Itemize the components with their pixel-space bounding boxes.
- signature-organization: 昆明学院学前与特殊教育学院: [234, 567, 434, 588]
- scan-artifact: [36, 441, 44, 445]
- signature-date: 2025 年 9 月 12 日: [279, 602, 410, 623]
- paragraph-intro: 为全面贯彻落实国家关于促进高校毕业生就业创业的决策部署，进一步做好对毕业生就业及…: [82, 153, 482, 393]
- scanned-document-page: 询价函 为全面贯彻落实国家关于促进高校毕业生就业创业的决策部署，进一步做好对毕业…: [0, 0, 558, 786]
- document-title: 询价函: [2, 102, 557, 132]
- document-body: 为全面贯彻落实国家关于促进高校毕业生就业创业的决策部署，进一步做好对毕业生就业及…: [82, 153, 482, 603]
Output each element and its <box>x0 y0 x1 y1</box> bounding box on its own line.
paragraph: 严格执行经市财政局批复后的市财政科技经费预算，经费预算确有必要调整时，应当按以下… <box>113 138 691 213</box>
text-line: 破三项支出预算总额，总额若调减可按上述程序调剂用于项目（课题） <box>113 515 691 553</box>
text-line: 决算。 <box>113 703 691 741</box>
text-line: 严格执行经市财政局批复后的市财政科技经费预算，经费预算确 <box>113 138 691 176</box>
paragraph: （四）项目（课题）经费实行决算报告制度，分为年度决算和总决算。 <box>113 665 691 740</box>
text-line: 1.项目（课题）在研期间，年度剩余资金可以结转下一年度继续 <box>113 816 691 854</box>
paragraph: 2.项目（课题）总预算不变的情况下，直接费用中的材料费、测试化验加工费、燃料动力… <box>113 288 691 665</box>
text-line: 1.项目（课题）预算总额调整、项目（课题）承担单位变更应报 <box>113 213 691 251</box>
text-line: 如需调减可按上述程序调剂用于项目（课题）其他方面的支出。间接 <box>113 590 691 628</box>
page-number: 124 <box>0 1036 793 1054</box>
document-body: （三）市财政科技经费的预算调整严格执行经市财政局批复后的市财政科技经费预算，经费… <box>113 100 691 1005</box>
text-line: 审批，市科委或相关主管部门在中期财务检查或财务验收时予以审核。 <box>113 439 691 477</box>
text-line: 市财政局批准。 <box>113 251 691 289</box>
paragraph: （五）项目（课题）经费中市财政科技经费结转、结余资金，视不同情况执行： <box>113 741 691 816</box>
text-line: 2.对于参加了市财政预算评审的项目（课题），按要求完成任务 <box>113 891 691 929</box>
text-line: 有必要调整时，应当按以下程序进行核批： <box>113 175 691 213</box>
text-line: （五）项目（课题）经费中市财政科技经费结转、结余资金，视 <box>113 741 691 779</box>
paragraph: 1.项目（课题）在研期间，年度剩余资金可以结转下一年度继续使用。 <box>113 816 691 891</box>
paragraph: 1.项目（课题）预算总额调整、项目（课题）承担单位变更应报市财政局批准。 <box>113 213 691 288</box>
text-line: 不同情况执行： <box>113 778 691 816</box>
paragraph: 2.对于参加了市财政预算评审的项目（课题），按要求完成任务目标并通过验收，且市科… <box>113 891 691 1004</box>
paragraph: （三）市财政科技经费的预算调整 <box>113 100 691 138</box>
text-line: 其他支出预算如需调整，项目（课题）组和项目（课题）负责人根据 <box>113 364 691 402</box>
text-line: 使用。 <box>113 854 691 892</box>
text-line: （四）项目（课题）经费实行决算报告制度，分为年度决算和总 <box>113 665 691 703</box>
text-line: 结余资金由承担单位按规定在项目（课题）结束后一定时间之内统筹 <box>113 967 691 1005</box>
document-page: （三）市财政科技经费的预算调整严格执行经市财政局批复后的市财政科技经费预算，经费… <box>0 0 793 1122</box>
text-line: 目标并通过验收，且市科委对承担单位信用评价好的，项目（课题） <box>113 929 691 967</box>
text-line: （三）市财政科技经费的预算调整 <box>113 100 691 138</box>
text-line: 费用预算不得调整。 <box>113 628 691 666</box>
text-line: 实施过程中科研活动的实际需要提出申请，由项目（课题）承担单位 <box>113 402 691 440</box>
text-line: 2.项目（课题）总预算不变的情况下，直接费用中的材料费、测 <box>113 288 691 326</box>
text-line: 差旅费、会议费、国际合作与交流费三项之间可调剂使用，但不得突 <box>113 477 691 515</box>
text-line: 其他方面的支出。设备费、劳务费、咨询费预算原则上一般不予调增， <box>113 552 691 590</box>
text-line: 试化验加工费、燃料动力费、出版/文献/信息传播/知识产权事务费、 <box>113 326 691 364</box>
- - - - -
- _WHAT IS NEEDED_
Rewrite the records as a JSON list of strings, one string per line, from the start of the records up to and including the line that contains "paragraph: 严格执行经市财政局批复后的市财政科技经费预算，经费预算确有必要调整时，应当按以下… <box>113". Leave out any blank lines.

- _EXERCISE ANSWER_
[
  "Itemize the components with their pixel-space bounding boxes.",
  "- signature-organization: 昆明学院学前与特殊教育学院: [234, 567, 434, 588]",
  "- scan-artifact: [36, 441, 44, 445]",
  "- signature-date: 2025 年 9 月 12 日: [279, 602, 410, 623]",
  "- paragraph-intro: 为全面贯彻落实国家关于促进高校毕业生就业创业的决策部署，进一步做好对毕业生就业及…: [82, 153, 482, 393]",
  "- scanned-document-page: 询价函 为全面贯彻落实国家关于促进高校毕业生就业创业的决策部署，进一步做好对毕业…: [0, 0, 558, 786]",
  "- document-title: 询价函: [2, 102, 557, 132]",
  "- document-body: 为全面贯彻落实国家关于促进高校毕业生就业创业的决策部署，进一步做好对毕业生就业及…: [82, 153, 482, 603]",
  "Output each element and its <box>x0 y0 x1 y1</box> bounding box on its own line.",
  "paragraph: 严格执行经市财政局批复后的市财政科技经费预算，经费预算确有必要调整时，应当按以下… <box>113 138 691 213</box>"
]